Reproduce all lines of the listing below in which the word "你知道摸到" occurs.

Saved data entries:
— START —

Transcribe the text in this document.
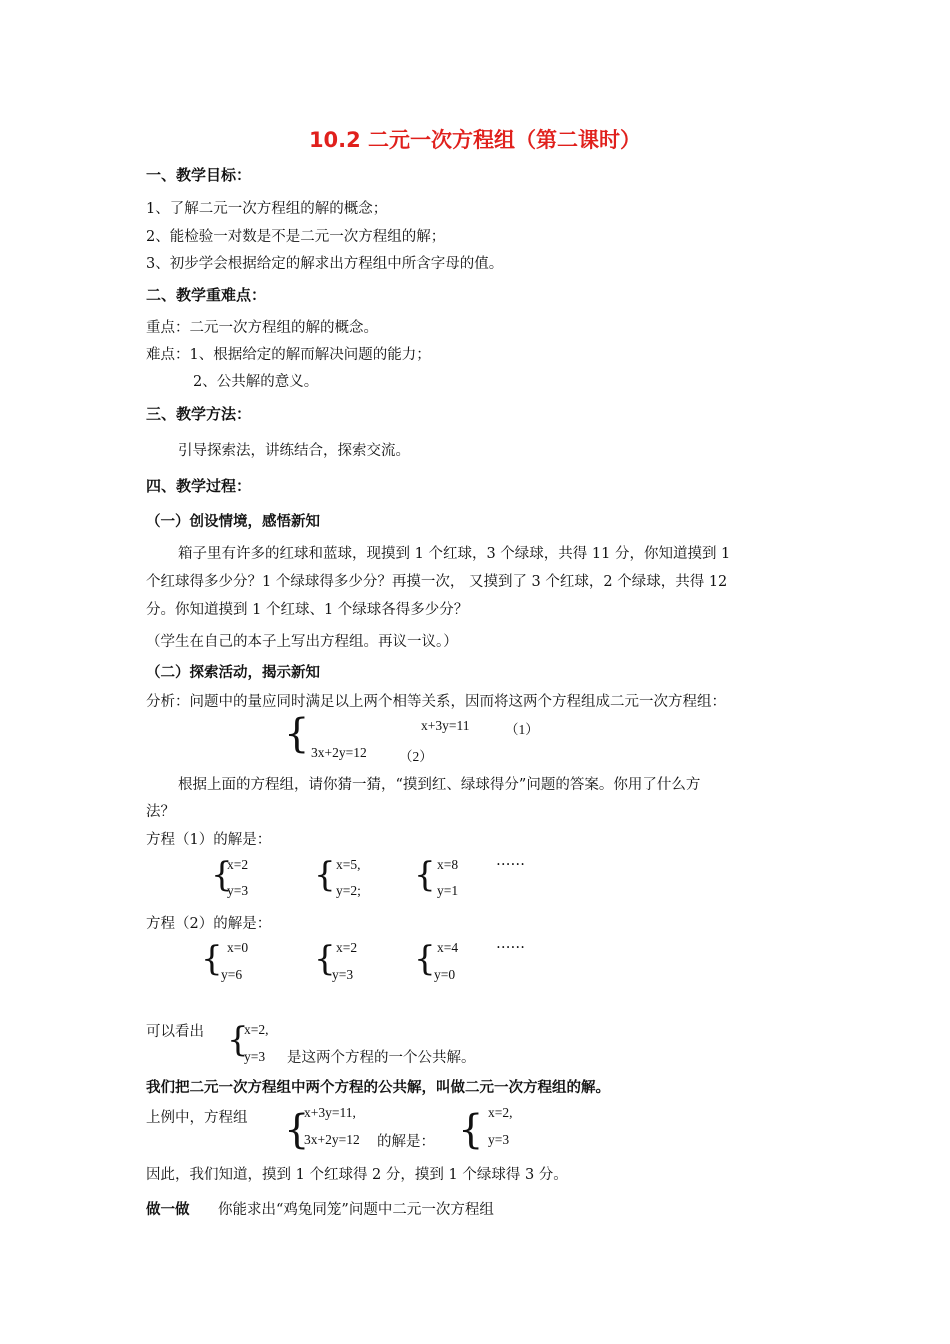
10.2 二元一次方程组（第二课时）
一、教学目标：
1、了解二元一次方程组的解的概念；
2、能检验一对数是不是二元一次方程组的解；
3、初步学会根据给定的解求出方程组中所含字母的值。
二、教学重难点：
重点：二元一次方程组的解的概念。
难点：1、根据给定的解而解决问题的能力；
2、公共解的意义。
三、教学方法：
引导探索法，讲练结合，探索交流。
四、教学过程：
（一）创设情境，感悟新知
箱子里有许多的红球和蓝球，现摸到 1 个红球，3 个绿球，共得 11 分，你知道摸到 1
个红球得多少分？1 个绿球得多少分？再摸一次， 又摸到了 3 个红球，2 个绿球，共得 12
分。你知道摸到 1 个红球、1 个绿球各得多少分？
（学生在自己的本子上写出方程组。再议一议。）
（二）探索活动，揭示新知
分析：问题中的量应同时满足以上两个相等关系，因而将这两个方程组成二元一次方程组：
{	x+3y=11	（1）
3x+2y=12 （2）
根据上面的方程组，请你猜一猜，“摸到红、绿球得分”问题的答案。你用了什么方
法？
方程（1）的解是：
{
x=2
y=3 { x=5,
y=2; { x=8
y=1
……
方程（2）的解是：
{ x=0
y=6 { x=2
y=3 { x=4
y=0
……
可以看出 {
x=2,
y=3 是这两个方程的一个公共解。
我们把二元一次方程组中两个方程的公共解，叫做二元一次方程组的解。
上例中，方程组 {
x+3y=11,
3x+2y=12 的解是： { x=2,
y=3
因此，我们知道，摸到 1 个红球得 2 分，摸到 1 个绿球得 3 分。
做一做 你能求出“鸡兔同笼”问题中二元一次方程组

— END —

COMPLETE RESPONSE:
箱子里有许多的红球和蓝球，现摸到 1 个红球，3 个绿球，共得 11 分，你知道摸到 1
分。你知道摸到 1 个红球、1 个绿球各得多少分？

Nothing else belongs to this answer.